* _Task objective_
Set down the listing below once more, line for line, changing nothing.

* _Listing_
------------------------------------------------------------------------
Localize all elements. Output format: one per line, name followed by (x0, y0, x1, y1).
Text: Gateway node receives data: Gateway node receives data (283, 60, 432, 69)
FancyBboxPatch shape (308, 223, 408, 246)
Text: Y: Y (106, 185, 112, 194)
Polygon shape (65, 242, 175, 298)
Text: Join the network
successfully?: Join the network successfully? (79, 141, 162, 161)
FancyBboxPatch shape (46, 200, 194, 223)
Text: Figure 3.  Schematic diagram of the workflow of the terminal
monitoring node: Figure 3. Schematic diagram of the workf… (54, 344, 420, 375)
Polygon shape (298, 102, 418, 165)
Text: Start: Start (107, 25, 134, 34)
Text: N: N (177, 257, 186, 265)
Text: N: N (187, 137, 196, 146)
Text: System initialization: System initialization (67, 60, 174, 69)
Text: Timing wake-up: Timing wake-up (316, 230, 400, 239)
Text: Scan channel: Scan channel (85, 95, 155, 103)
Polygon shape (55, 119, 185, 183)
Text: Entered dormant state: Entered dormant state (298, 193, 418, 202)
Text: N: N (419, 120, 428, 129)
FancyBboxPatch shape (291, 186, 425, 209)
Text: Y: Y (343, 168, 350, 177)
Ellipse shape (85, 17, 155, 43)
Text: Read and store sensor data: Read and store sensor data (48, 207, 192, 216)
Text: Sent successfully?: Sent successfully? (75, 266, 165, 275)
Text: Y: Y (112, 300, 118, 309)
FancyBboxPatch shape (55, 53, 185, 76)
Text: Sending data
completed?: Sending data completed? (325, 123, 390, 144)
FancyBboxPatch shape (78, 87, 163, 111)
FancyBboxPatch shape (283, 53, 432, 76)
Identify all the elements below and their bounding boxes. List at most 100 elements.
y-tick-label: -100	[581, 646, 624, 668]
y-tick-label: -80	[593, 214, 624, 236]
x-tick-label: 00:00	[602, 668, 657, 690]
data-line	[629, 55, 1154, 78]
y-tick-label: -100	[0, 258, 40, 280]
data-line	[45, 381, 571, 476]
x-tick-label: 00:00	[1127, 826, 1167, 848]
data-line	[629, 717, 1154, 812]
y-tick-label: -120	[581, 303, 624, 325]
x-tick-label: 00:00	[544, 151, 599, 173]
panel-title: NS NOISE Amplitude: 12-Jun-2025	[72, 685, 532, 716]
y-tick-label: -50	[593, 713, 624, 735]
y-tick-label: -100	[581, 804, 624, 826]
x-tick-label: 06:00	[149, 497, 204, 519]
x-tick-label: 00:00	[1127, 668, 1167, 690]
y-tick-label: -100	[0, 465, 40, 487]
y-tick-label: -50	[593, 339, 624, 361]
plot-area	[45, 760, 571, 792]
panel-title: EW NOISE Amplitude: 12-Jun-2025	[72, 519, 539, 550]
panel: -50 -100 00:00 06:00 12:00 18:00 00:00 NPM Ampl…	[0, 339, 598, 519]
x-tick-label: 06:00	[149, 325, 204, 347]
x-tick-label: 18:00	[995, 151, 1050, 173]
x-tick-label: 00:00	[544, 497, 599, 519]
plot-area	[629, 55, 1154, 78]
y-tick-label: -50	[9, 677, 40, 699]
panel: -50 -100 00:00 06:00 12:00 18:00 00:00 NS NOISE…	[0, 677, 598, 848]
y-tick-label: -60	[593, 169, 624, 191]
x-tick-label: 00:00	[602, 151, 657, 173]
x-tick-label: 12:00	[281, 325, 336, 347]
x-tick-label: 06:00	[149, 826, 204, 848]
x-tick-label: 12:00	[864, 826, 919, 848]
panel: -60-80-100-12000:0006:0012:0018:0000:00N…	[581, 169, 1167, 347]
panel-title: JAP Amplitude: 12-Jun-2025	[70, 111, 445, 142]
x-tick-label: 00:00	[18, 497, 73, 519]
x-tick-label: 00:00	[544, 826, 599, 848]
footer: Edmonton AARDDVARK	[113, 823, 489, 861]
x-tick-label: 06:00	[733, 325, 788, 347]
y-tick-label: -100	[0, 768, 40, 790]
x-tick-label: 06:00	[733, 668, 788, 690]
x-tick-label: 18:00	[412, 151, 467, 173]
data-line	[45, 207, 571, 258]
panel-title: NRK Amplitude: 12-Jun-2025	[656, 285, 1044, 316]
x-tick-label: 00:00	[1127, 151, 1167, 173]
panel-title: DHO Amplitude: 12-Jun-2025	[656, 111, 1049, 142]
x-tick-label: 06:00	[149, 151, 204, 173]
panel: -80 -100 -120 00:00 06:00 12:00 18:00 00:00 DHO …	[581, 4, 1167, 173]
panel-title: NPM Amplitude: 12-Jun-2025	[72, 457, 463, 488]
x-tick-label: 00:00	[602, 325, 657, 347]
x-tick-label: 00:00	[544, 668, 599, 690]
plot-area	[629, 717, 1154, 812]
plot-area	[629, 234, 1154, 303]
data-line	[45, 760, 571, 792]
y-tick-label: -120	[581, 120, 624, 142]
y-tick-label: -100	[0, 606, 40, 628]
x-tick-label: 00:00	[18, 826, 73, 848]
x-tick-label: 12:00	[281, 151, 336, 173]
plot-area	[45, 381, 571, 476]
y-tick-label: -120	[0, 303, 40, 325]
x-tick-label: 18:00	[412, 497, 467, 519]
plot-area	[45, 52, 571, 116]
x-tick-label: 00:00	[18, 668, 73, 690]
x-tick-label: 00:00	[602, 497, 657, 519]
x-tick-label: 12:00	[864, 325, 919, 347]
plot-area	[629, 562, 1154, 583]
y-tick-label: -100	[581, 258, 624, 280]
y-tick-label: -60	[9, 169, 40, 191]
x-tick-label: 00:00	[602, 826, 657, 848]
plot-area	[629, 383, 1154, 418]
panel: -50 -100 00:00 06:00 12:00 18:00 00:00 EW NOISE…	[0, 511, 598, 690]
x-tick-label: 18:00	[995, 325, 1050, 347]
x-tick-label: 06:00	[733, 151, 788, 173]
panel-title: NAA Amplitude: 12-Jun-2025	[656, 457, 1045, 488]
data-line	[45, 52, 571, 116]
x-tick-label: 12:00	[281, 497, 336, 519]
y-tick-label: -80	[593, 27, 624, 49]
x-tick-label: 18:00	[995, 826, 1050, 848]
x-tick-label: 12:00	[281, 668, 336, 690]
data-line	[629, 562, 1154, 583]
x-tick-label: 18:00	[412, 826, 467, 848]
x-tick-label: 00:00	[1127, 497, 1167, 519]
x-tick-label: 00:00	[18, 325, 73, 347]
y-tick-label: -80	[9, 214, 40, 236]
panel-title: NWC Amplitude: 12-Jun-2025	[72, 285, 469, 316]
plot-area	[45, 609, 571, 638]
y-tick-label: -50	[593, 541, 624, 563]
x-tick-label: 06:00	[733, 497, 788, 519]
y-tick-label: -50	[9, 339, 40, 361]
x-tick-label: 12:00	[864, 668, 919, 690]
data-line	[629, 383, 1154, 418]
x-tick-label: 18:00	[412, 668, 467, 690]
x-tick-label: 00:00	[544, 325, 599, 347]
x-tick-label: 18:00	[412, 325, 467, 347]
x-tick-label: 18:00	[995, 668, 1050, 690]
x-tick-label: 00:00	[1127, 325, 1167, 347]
------------------------------------------------------------------------
* _Final answer_
Localize all elements. Output format: one per line, name followed by (x0, y0, x1, y1).
Text: Gateway node receives data: Gateway node receives data (283, 60, 432, 69)
FancyBboxPatch shape (308, 223, 408, 246)
Text: Y: Y (106, 185, 112, 194)
Polygon shape (65, 242, 175, 298)
Text: Join the network
successfully?: Join the network successfully? (79, 141, 162, 161)
FancyBboxPatch shape (46, 200, 194, 223)
Text: Figure 3.  Schematic diagram of the workflow of the terminal
monitoring node: Figure 3. Schematic diagram of the workf… (54, 344, 420, 375)
Polygon shape (298, 102, 418, 165)
Text: Start: Start (107, 25, 134, 34)
Text: N: N (177, 257, 186, 265)
Text: N: N (187, 137, 196, 146)
Text: System initialization: System initialization (67, 60, 174, 69)
Text: Timing wake-up: Timing wake-up (316, 230, 400, 239)
Text: Scan channel: Scan channel (85, 95, 155, 103)
Polygon shape (55, 119, 185, 183)
Text: Entered dormant state: Entered dormant state (298, 193, 418, 202)
Text: N: N (419, 120, 428, 129)
FancyBboxPatch shape (291, 186, 425, 209)
Text: Y: Y (343, 168, 350, 177)
Ellipse shape (85, 17, 155, 43)
Text: Read and store sensor data: Read and store sensor data (48, 207, 192, 216)
Text: Sent successfully?: Sent successfully? (75, 266, 165, 275)
Text: Y: Y (112, 300, 118, 309)
FancyBboxPatch shape (55, 53, 185, 76)
Text: Sending data
completed?: Sending data completed? (325, 123, 390, 144)
FancyBboxPatch shape (78, 87, 163, 111)
FancyBboxPatch shape (283, 53, 432, 76)
Identify all the elements below and their bounding boxes. List at most 100 elements.
y-tick-label: -100	[581, 646, 624, 668]
y-tick-label: -80	[593, 214, 624, 236]
x-tick-label: 00:00	[602, 668, 657, 690]
data-line	[629, 55, 1154, 78]
y-tick-label: -100	[0, 258, 40, 280]
data-line	[45, 381, 571, 476]
x-tick-label: 00:00	[1127, 826, 1167, 848]
data-line	[629, 717, 1154, 812]
y-tick-label: -120	[581, 303, 624, 325]
x-tick-label: 00:00	[544, 151, 599, 173]
panel-title: NS NOISE Amplitude: 12-Jun-2025	[72, 685, 532, 716]
y-tick-label: -50	[593, 713, 624, 735]
y-tick-label: -100	[581, 804, 624, 826]
x-tick-label: 06:00	[149, 497, 204, 519]
x-tick-label: 00:00	[1127, 668, 1167, 690]
y-tick-label: -100	[0, 465, 40, 487]
y-tick-label: -50	[593, 339, 624, 361]
plot-area	[45, 760, 571, 792]
panel-title: EW NOISE Amplitude: 12-Jun-2025	[72, 519, 539, 550]
panel: -50 -100 00:00 06:00 12:00 18:00 00:00 NPM Ampl…	[0, 339, 598, 519]
x-tick-label: 06:00	[149, 325, 204, 347]
x-tick-label: 18:00	[995, 151, 1050, 173]
x-tick-label: 00:00	[544, 497, 599, 519]
plot-area	[629, 55, 1154, 78]
y-tick-label: -50	[9, 677, 40, 699]
panel: -50 -100 00:00 06:00 12:00 18:00 00:00 NS NOISE…	[0, 677, 598, 848]
y-tick-label: -60	[593, 169, 624, 191]
x-tick-label: 00:00	[602, 151, 657, 173]
x-tick-label: 12:00	[281, 325, 336, 347]
x-tick-label: 06:00	[149, 826, 204, 848]
x-tick-label: 12:00	[864, 826, 919, 848]
panel: -60-80-100-12000:0006:0012:0018:0000:00N…	[581, 169, 1167, 347]
panel-title: JAP Amplitude: 12-Jun-2025	[70, 111, 445, 142]
x-tick-label: 00:00	[18, 497, 73, 519]
x-tick-label: 00:00	[544, 826, 599, 848]
footer: Edmonton AARDDVARK	[113, 823, 489, 861]
x-tick-label: 06:00	[733, 325, 788, 347]
y-tick-label: -100	[0, 768, 40, 790]
x-tick-label: 06:00	[733, 668, 788, 690]
x-tick-label: 18:00	[412, 151, 467, 173]
data-line	[45, 207, 571, 258]
panel-title: NRK Amplitude: 12-Jun-2025	[656, 285, 1044, 316]
x-tick-label: 00:00	[1127, 151, 1167, 173]
panel-title: DHO Amplitude: 12-Jun-2025	[656, 111, 1049, 142]
x-tick-label: 06:00	[149, 151, 204, 173]
panel: -80 -100 -120 00:00 06:00 12:00 18:00 00:00 DHO …	[581, 4, 1167, 173]
panel-title: NPM Amplitude: 12-Jun-2025	[72, 457, 463, 488]
x-tick-label: 00:00	[602, 325, 657, 347]
x-tick-label: 00:00	[544, 668, 599, 690]
plot-area	[629, 717, 1154, 812]
plot-area	[629, 234, 1154, 303]
data-line	[45, 760, 571, 792]
y-tick-label: -120	[581, 120, 624, 142]
y-tick-label: -100	[0, 606, 40, 628]
x-tick-label: 00:00	[18, 826, 73, 848]
x-tick-label: 12:00	[281, 151, 336, 173]
plot-area	[45, 381, 571, 476]
y-tick-label: -120	[0, 303, 40, 325]
x-tick-label: 18:00	[412, 497, 467, 519]
plot-area	[45, 52, 571, 116]
x-tick-label: 00:00	[18, 668, 73, 690]
x-tick-label: 00:00	[602, 497, 657, 519]
x-tick-label: 12:00	[864, 325, 919, 347]
plot-area	[629, 562, 1154, 583]
y-tick-label: -100	[581, 258, 624, 280]
y-tick-label: -60	[9, 169, 40, 191]
x-tick-label: 00:00	[602, 826, 657, 848]
plot-area	[629, 383, 1154, 418]
panel: -50 -100 00:00 06:00 12:00 18:00 00:00 EW NOISE…	[0, 511, 598, 690]
x-tick-label: 18:00	[995, 325, 1050, 347]
x-tick-label: 06:00	[733, 151, 788, 173]
panel-title: NAA Amplitude: 12-Jun-2025	[656, 457, 1045, 488]
data-line	[45, 52, 571, 116]
x-tick-label: 12:00	[281, 497, 336, 519]
y-tick-label: -80	[593, 27, 624, 49]
x-tick-label: 18:00	[995, 826, 1050, 848]
x-tick-label: 12:00	[281, 668, 336, 690]
data-line	[629, 562, 1154, 583]
x-tick-label: 18:00	[412, 826, 467, 848]
x-tick-label: 00:00	[1127, 497, 1167, 519]
x-tick-label: 00:00	[18, 325, 73, 347]
y-tick-label: -80	[9, 214, 40, 236]
panel-title: NWC Amplitude: 12-Jun-2025	[72, 285, 469, 316]
plot-area	[45, 609, 571, 638]
y-tick-label: -50	[593, 541, 624, 563]
x-tick-label: 06:00	[733, 497, 788, 519]
y-tick-label: -50	[9, 339, 40, 361]
x-tick-label: 12:00	[864, 668, 919, 690]
data-line	[629, 383, 1154, 418]
x-tick-label: 18:00	[412, 668, 467, 690]
x-tick-label: 00:00	[544, 325, 599, 347]
x-tick-label: 18:00	[412, 325, 467, 347]
x-tick-label: 18:00	[995, 668, 1050, 690]
x-tick-label: 00:00	[1127, 325, 1167, 347]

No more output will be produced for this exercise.